What this task involves: Render the data as a Markdown table with columns Row and Line, one line of data per row with blank lines skipped. Start at the line containing "gs-link[interactable]: GS [258,389,278,404]" and end at the line containing "col-header-seg: Segment Name [370,461,841,481]", including both.

Provided information:
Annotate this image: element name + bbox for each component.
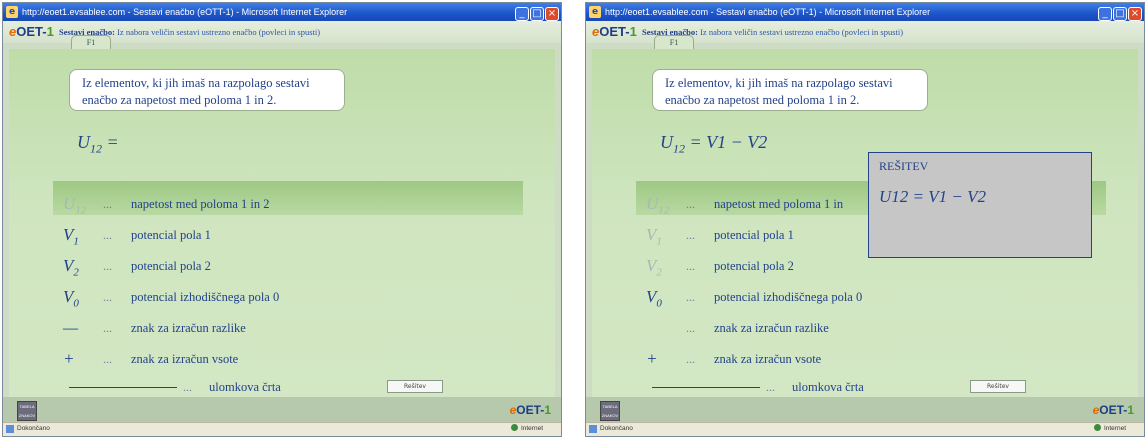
solution-panel: REŠITEV U12 = V1 − V2 [868, 152, 1092, 258]
fraction-line [69, 387, 177, 388]
maximize-icon[interactable]: □ [530, 7, 544, 21]
symbol: U12 [63, 194, 87, 217]
legend-highlight-band [53, 181, 523, 215]
browser-window-right: e http://eoet1.evsablee.com - Sestavi ena… [585, 2, 1145, 437]
security-zone: Internet [510, 423, 543, 435]
symbol-table-button[interactable]: TABELA ZNAKOV [600, 401, 620, 421]
status-text: Dokončano [600, 425, 633, 432]
browser-window-left: e http://eoet1.evsablee.com - Sestavi ena… [2, 2, 562, 437]
solution-button[interactable]: Rešitev [387, 380, 443, 393]
status-bar: Dokončano Internet [586, 422, 1144, 436]
status-text: Dokončano [17, 425, 50, 432]
solution-title: REŠITEV [879, 159, 929, 173]
symbol: U12 [646, 194, 670, 217]
symbol: V1 [63, 225, 79, 248]
minimize-icon[interactable]: _ [1098, 7, 1112, 21]
app-footer: TABELA ZNAKOV eOET-1 [586, 397, 1144, 423]
maximize-icon[interactable]: □ [1113, 7, 1127, 21]
close-icon[interactable]: × [545, 7, 559, 21]
plus-sign: + [63, 349, 75, 368]
plus-sign: + [646, 349, 658, 368]
symbol: V0 [63, 287, 79, 310]
symbol: V2 [63, 256, 79, 279]
fraction-line [652, 387, 760, 388]
main-content: Iz elementov, ki jih imaš na razpolago s… [592, 49, 1138, 397]
equation-drop-area[interactable]: U12 = V1 − V2 [660, 132, 767, 157]
symbol-table-button[interactable]: TABELA ZNAKOV [17, 401, 37, 421]
globe-icon [510, 424, 518, 431]
tab-f1[interactable]: F1 [654, 35, 694, 50]
window-title: http://eoet1.evsablee.com - Sestavi enač… [605, 7, 931, 17]
solution-button[interactable]: Rešitev [970, 380, 1026, 393]
ie-icon: e [589, 6, 601, 18]
symbol: V1 [646, 225, 662, 248]
eoet-logo: eOET-1 [592, 24, 637, 39]
globe-icon [1093, 424, 1101, 431]
eoet-logo: eOET-1 [9, 24, 54, 39]
minus-sign: — [63, 318, 79, 337]
solution-equation: U12 = V1 − V2 [879, 187, 986, 206]
title-bar: e http://eoet1.evsablee.com - Sestavi ena… [586, 3, 1144, 21]
footer-logo: eOET-1 [509, 403, 551, 417]
tab-f1[interactable]: F1 [71, 35, 111, 50]
window-title: http://eoet1.evsablee.com - Sestavi enač… [22, 7, 348, 17]
instruction-box: Iz elementov, ki jih imaš na razpolago s… [652, 69, 928, 111]
page-icon [6, 425, 14, 433]
symbol: V0 [646, 287, 662, 310]
main-content: Iz elementov, ki jih imaš na razpolago s… [9, 49, 555, 397]
close-icon[interactable]: × [1128, 7, 1142, 21]
status-bar: Dokončano Internet [3, 422, 561, 436]
page-icon [589, 425, 597, 433]
symbol: V2 [646, 256, 662, 279]
ie-icon: e [6, 6, 18, 18]
title-bar: e http://eoet1.evsablee.com - Sestavi ena… [3, 3, 561, 21]
footer-logo: eOET-1 [1092, 403, 1134, 417]
instruction-box: Iz elementov, ki jih imaš na razpolago s… [69, 69, 345, 111]
app-footer: TABELA ZNAKOV eOET-1 [3, 397, 561, 423]
equation-drop-area[interactable]: U12 = [77, 132, 119, 157]
minimize-icon[interactable]: _ [515, 7, 529, 21]
security-zone: Internet [1093, 423, 1126, 435]
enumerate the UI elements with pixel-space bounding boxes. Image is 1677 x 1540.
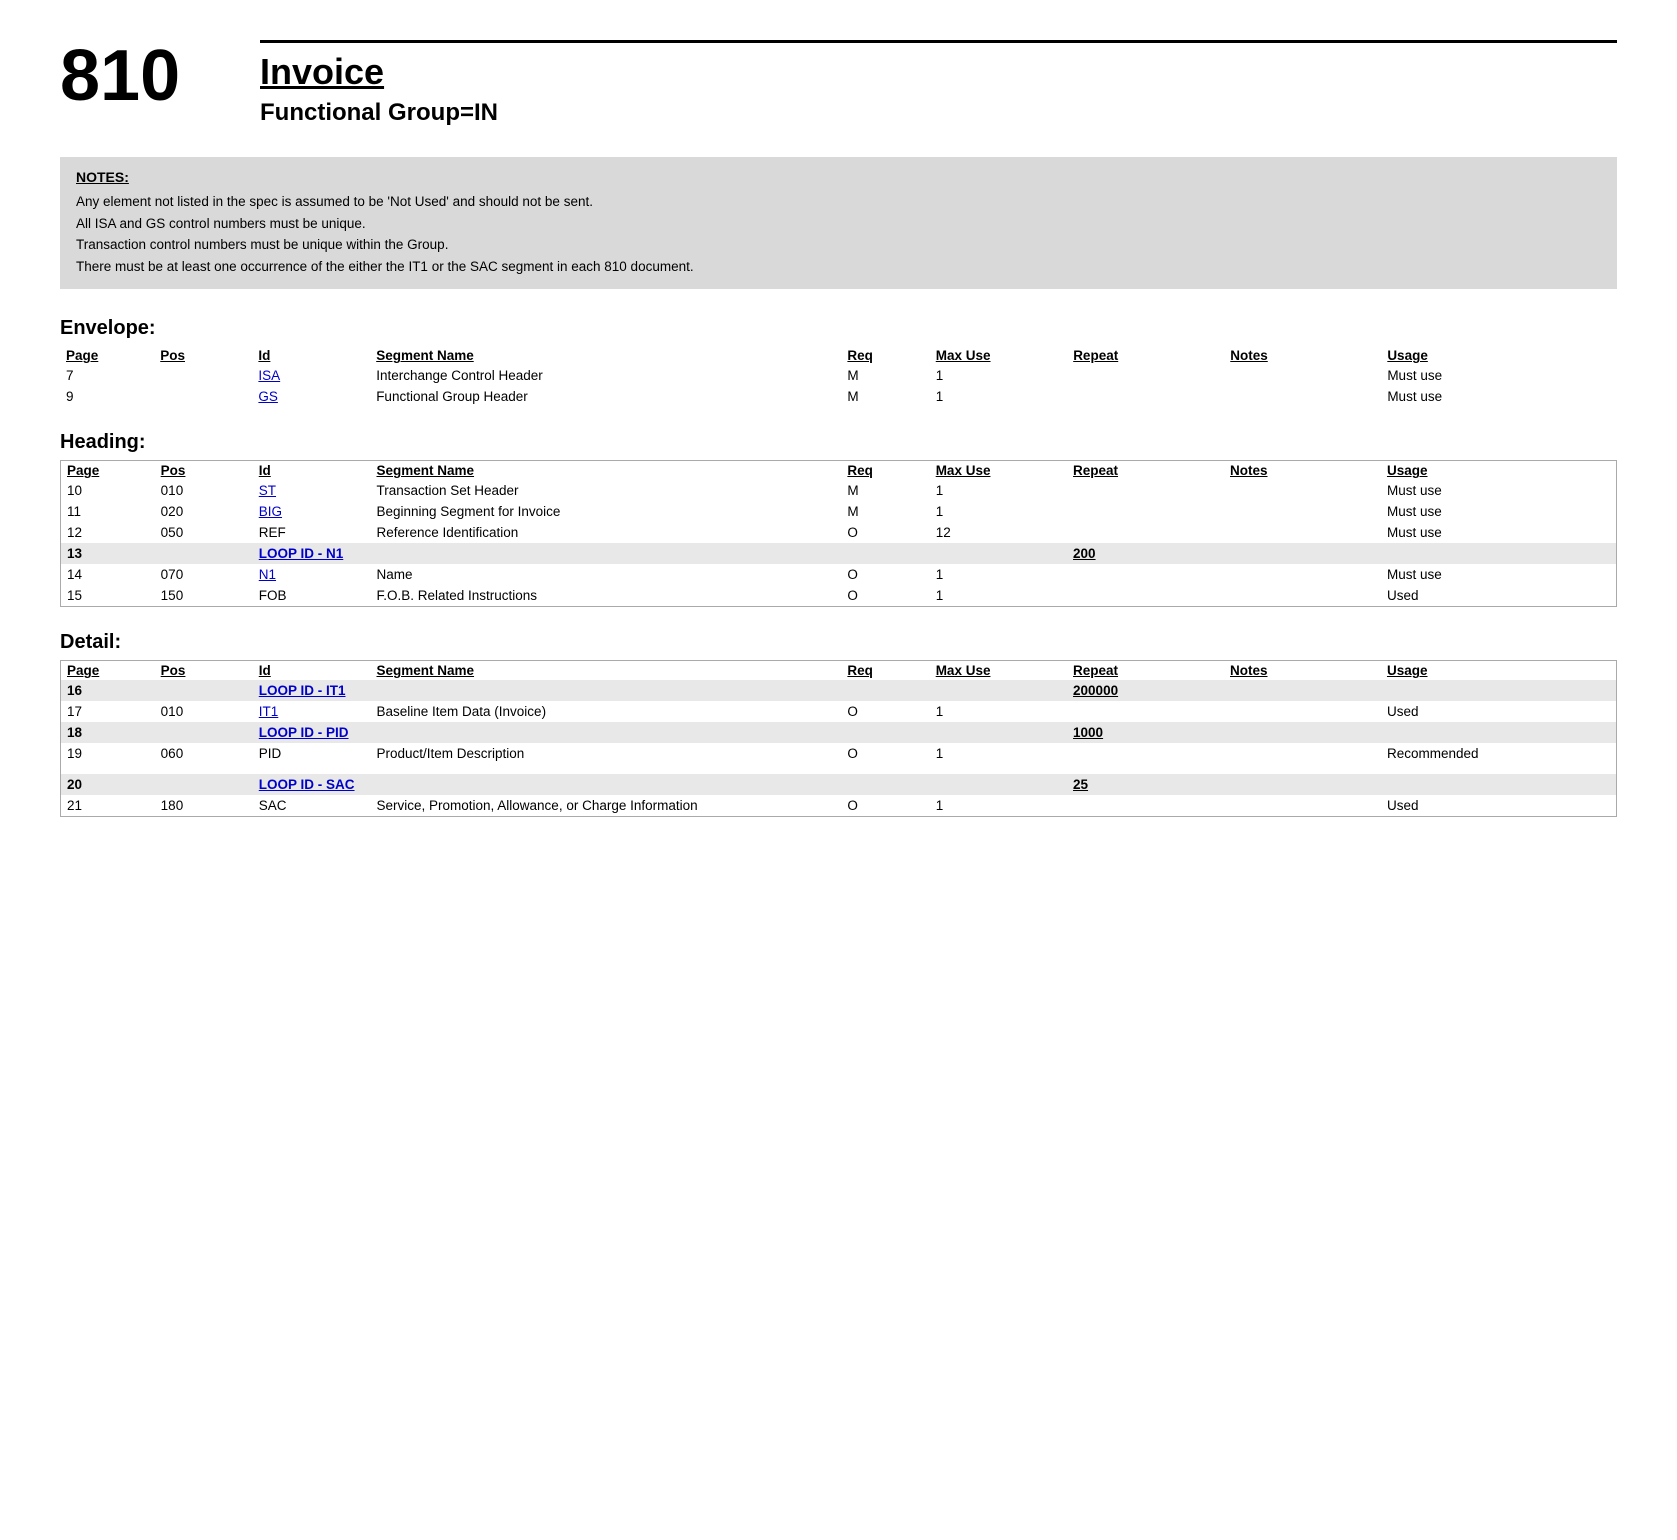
gs-link[interactable]: GS [258,389,278,404]
page-header: 810 Invoice Functional Group=IN [60,40,1617,127]
col-header-max: Max Use [930,661,1067,681]
envelope-table: Page Pos Id Segment Name Req Max Use Rep… [60,346,1617,407]
big-link[interactable]: BIG [259,504,282,519]
col-header-seg: Segment Name [370,661,841,681]
col-header-seg: Segment Name [370,461,841,481]
col-header-rep: Repeat [1067,461,1224,481]
col-header-req: Req [841,346,929,365]
heading-title: Heading: [60,431,1617,454]
envelope-section: Envelope: Page Pos Id Segment Name Req M… [60,317,1617,407]
notes-line-3: Transaction control numbers must be uniq… [76,234,1601,256]
col-header-id: Id [252,346,370,365]
doc-number: 810 [60,40,260,112]
st-link[interactable]: ST [259,483,276,498]
table-row: 9 GS Functional Group Header M 1 Must us… [60,386,1617,407]
col-header-page: Page [61,661,155,681]
heading-header-row: Page Pos Id Segment Name Req Max Use Rep… [61,461,1617,481]
table-row: 12 050 REF Reference Identification O 12… [61,522,1617,543]
table-row: 11 020 BIG Beginning Segment for Invoice… [61,501,1617,522]
table-row: 19 060 PID Product/Item Description O 1 … [61,743,1617,764]
table-row: 15 150 FOB F.O.B. Related Instructions O… [61,585,1617,607]
doc-title: Invoice [260,51,1617,93]
loop-n1-link[interactable]: LOOP ID - N1 [259,546,344,561]
notes-line-1: Any element not listed in the spec is as… [76,191,1601,213]
detail-table: Page Pos Id Segment Name Req Max Use Rep… [60,660,1617,817]
notes-box: NOTES: Any element not listed in the spe… [60,157,1617,289]
functional-group: Functional Group=IN [260,99,1617,127]
notes-line-2: All ISA and GS control numbers must be u… [76,213,1601,235]
col-header-pos: Pos [155,461,253,481]
col-header-pos: Pos [154,346,252,365]
col-header-max: Max Use [930,346,1067,365]
table-row: 7 ISA Interchange Control Header M 1 Mus… [60,365,1617,386]
isa-link[interactable]: ISA [258,368,280,383]
blank-spacer [61,764,1617,774]
table-row: 17 010 IT1 Baseline Item Data (Invoice) … [61,701,1617,722]
envelope-title: Envelope: [60,317,1617,340]
col-header-usage: Usage [1381,346,1617,365]
loop-row-it1: 16 LOOP ID - IT1 200000 [61,680,1617,701]
it1-link[interactable]: IT1 [259,704,279,719]
col-header-usage: Usage [1381,461,1617,481]
col-header-notes: Notes [1224,661,1381,681]
col-header-id: Id [253,661,371,681]
col-header-page: Page [61,461,155,481]
table-row: 14 070 N1 Name O 1 Must use [61,564,1617,585]
n1-link[interactable]: N1 [259,567,276,582]
col-header-id: Id [253,461,371,481]
col-header-req: Req [841,661,929,681]
col-header-max: Max Use [930,461,1067,481]
table-row: 10 010 ST Transaction Set Header M 1 Mus… [61,480,1617,501]
col-header-page: Page [60,346,154,365]
loop-row-sac: 20 LOOP ID - SAC 25 [61,774,1617,795]
loop-it1-link[interactable]: LOOP ID - IT1 [259,683,346,698]
col-header-notes: Notes [1224,346,1381,365]
col-header-seg: Segment Name [370,346,841,365]
loop-row-pid: 18 LOOP ID - PID 1000 [61,722,1617,743]
loop-row-n1: 13 LOOP ID - N1 200 [61,543,1617,564]
heading-table: Page Pos Id Segment Name Req Max Use Rep… [60,460,1617,607]
notes-line-4: There must be at least one occurrence of… [76,256,1601,278]
col-header-req: Req [841,461,929,481]
loop-pid-link[interactable]: LOOP ID - PID [259,725,349,740]
table-row: 21 180 SAC Service, Promotion, Allowance… [61,795,1617,817]
detail-header-row: Page Pos Id Segment Name Req Max Use Rep… [61,661,1617,681]
col-header-notes: Notes [1224,461,1381,481]
col-header-pos: Pos [155,661,253,681]
col-header-usage: Usage [1381,661,1617,681]
heading-section: Heading: Page Pos Id Segment Name Req Ma… [60,431,1617,607]
title-block: Invoice Functional Group=IN [260,40,1617,127]
loop-sac-link[interactable]: LOOP ID - SAC [259,777,355,792]
envelope-header-row: Page Pos Id Segment Name Req Max Use Rep… [60,346,1617,365]
col-header-rep: Repeat [1067,661,1224,681]
notes-title: NOTES: [76,169,1601,185]
detail-section: Detail: Page Pos Id Segment Name Req Max… [60,631,1617,817]
col-header-rep: Repeat [1067,346,1224,365]
detail-title: Detail: [60,631,1617,654]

Exercise answer:
| Row | Line |
|---|---|
| 1 | gs-link[interactable]: GS [258,389,278,404] |
| 2 | page-header: 810 Invoice Functional Group=IN [60,40,1617,127] |
| 3 | col-header-max: Max Use [930,661,1067,681] |
| 4 | envelope-table: Page Pos Id Segment Name Req Max Use Rep… [60,346,1617,407] |
| 5 | big-link[interactable]: BIG [259,504,282,519] |
| 6 | col-header-seg: Segment Name [370,661,841,681] |
| 7 | col-header-seg: Segment Name [370,461,841,481] |